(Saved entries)
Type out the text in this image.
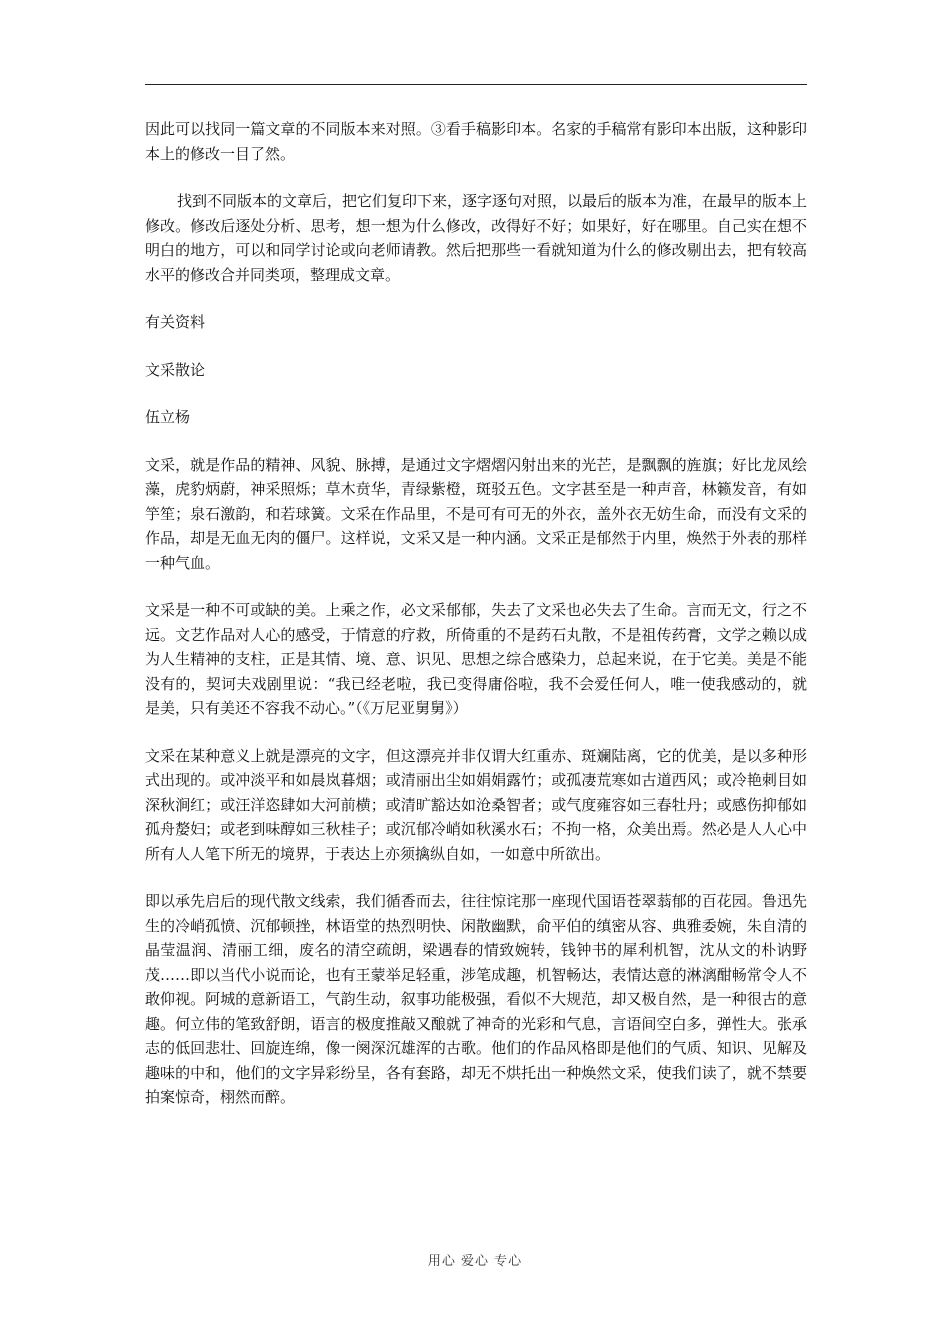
因此可以找同一篇文章的不同版本来对照。③看手稿影印本。名家的手稿常有影印本出版，这种影印本上的修改一目了然。

找到不同版本的文章后，把它们复印下来，逐字逐句对照，以最后的版本为准，在最早的版本上修改。修改后逐处分析、思考，想一想为什么修改，改得好不好；如果好，好在哪里。自己实在想不明白的地方，可以和同学讨论或向老师请教。然后把那些一看就知道为什么的修改剔出去，把有较高水平的修改合并同类项，整理成文章。

有关资料

文采散论

伍立杨

文采，就是作品的精神、风貌、脉搏，是通过文字熠熠闪射出来的光芒，是飘飘的旌旗；好比龙凤绘藻，虎豹炳蔚，神采照烁；草木贲华，青绿紫橙，斑驳五色。文字甚至是一种声音，林籁发音，有如竽笙；泉石激韵，和若球簧。文采在作品里，不是可有可无的外衣，盖外衣无妨生命，而没有文采的作品，却是无血无肉的僵尸。这样说，文采又是一种内涵。文采正是郁然于内里，焕然于外表的那样一种气血。

文采是一种不可或缺的美。上乘之作，必文采郁郁，失去了文采也必失去了生命。言而无文，行之不远。文艺作品对人心的感受，于情意的疗救，所倚重的不是药石丸散，不是祖传药膏，文学之赖以成为人生精神的支柱，正是其情、境、意、识见、思想之综合感染力，总起来说，在于它美。美是不能没有的，契诃夫戏剧里说：“我已经老啦，我已变得庸俗啦，我不会爱任何人，唯一使我感动的，就是美，只有美还不容我不动心。”（《万尼亚舅舅》）

文采在某种意义上就是漂亮的文字，但这漂亮并非仅谓大红重赤、斑斓陆离，它的优美，是以多种形式出现的。或冲淡平和如晨岚暮烟；或清丽出尘如娟娟露竹；或孤凄荒寒如古道西风；或冷艳刺目如深秋涧红；或汪洋恣肆如大河前横；或清旷豁达如沧桑智者；或气度雍容如三春牡丹；或感伤抑郁如孤舟嫠妇；或老到味醇如三秋桂子；或沉郁冷峭如秋溪水石；不拘一格，众美出焉。然必是人人心中所有人人笔下所无的境界，于表达上亦须擒纵自如，一如意中所欲出。

即以承先启后的现代散文线索，我们循香而去，往往惊诧那一座现代国语苍翠蓊郁的百花园。鲁迅先生的冷峭孤愤、沉郁顿挫，林语堂的热烈明快、闲散幽默，俞平伯的缜密从容、典雅委婉，朱自清的晶莹温润、清丽工细，废名的清空疏朗，梁遇春的情致婉转，钱钟书的犀利机智，沈从文的朴讷野茂……即以当代小说而论，也有王蒙举足轻重，涉笔成趣，机智畅达，表情达意的淋漓酣畅常令人不敢仰视。阿城的意新语工，气韵生动，叙事功能极强，看似不大规范，却又极自然，是一种很古的意趣。何立伟的笔致舒朗，语言的极度推敲又酿就了神奇的光彩和气息，言语间空白多，弹性大。张承志的低回悲壮、回旋连绵，像一阕深沉雄浑的古歌。他们的作品风格即是他们的气质、知识、见解及趣味的中和，他们的文字异彩纷呈，各有套路，却无不烘托出一种焕然文采，使我们读了，就不禁要拍案惊奇，栩然而醉。

用心 爱心 专心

### STATED EXERCISE
Repeat every record above exactly, but leave out any pictures.

### PROBLEM SOLUTION
Type out the text in this image.
因此可以找同一篇文章的不同版本来对照。③看手稿影印本。名家的手稿常有影印本出版，这种影印本上的修改一目了然。

找到不同版本的文章后，把它们复印下来，逐字逐句对照，以最后的版本为准，在最早的版本上修改。修改后逐处分析、思考，想一想为什么修改，改得好不好；如果好，好在哪里。自己实在想不明白的地方，可以和同学讨论或向老师请教。然后把那些一看就知道为什么的修改剔出去，把有较高水平的修改合并同类项，整理成文章。

有关资料

文采散论

伍立杨

文采，就是作品的精神、风貌、脉搏，是通过文字熠熠闪射出来的光芒，是飘飘的旌旗；好比龙凤绘藻，虎豹炳蔚，神采照烁；草木贲华，青绿紫橙，斑驳五色。文字甚至是一种声音，林籁发音，有如竽笙；泉石激韵，和若球簧。文采在作品里，不是可有可无的外衣，盖外衣无妨生命，而没有文采的作品，却是无血无肉的僵尸。这样说，文采又是一种内涵。文采正是郁然于内里，焕然于外表的那样一种气血。

文采是一种不可或缺的美。上乘之作，必文采郁郁，失去了文采也必失去了生命。言而无文，行之不远。文艺作品对人心的感受，于情意的疗救，所倚重的不是药石丸散，不是祖传药膏，文学之赖以成为人生精神的支柱，正是其情、境、意、识见、思想之综合感染力，总起来说，在于它美。美是不能没有的，契诃夫戏剧里说：“我已经老啦，我已变得庸俗啦，我不会爱任何人，唯一使我感动的，就是美，只有美还不容我不动心。”（《万尼亚舅舅》）

文采在某种意义上就是漂亮的文字，但这漂亮并非仅谓大红重赤、斑斓陆离，它的优美，是以多种形式出现的。或冲淡平和如晨岚暮烟；或清丽出尘如娟娟露竹；或孤凄荒寒如古道西风；或冷艳刺目如深秋涧红；或汪洋恣肆如大河前横；或清旷豁达如沧桑智者；或气度雍容如三春牡丹；或感伤抑郁如孤舟嫠妇；或老到味醇如三秋桂子；或沉郁冷峭如秋溪水石；不拘一格，众美出焉。然必是人人心中所有人人笔下所无的境界，于表达上亦须擒纵自如，一如意中所欲出。

即以承先启后的现代散文线索，我们循香而去，往往惊诧那一座现代国语苍翠蓊郁的百花园。鲁迅先生的冷峭孤愤、沉郁顿挫，林语堂的热烈明快、闲散幽默，俞平伯的缜密从容、典雅委婉，朱自清的晶莹温润、清丽工细，废名的清空疏朗，梁遇春的情致婉转，钱钟书的犀利机智，沈从文的朴讷野茂……即以当代小说而论，也有王蒙举足轻重，涉笔成趣，机智畅达，表情达意的淋漓酣畅常令人不敢仰视。阿城的意新语工，气韵生动，叙事功能极强，看似不大规范，却又极自然，是一种很古的意趣。何立伟的笔致舒朗，语言的极度推敲又酿就了神奇的光彩和气息，言语间空白多，弹性大。张承志的低回悲壮、回旋连绵，像一阕深沉雄浑的古歌。他们的作品风格即是他们的气质、知识、见解及趣味的中和，他们的文字异彩纷呈，各有套路，却无不烘托出一种焕然文采，使我们读了，就不禁要拍案惊奇，栩然而醉。

用心 爱心 专心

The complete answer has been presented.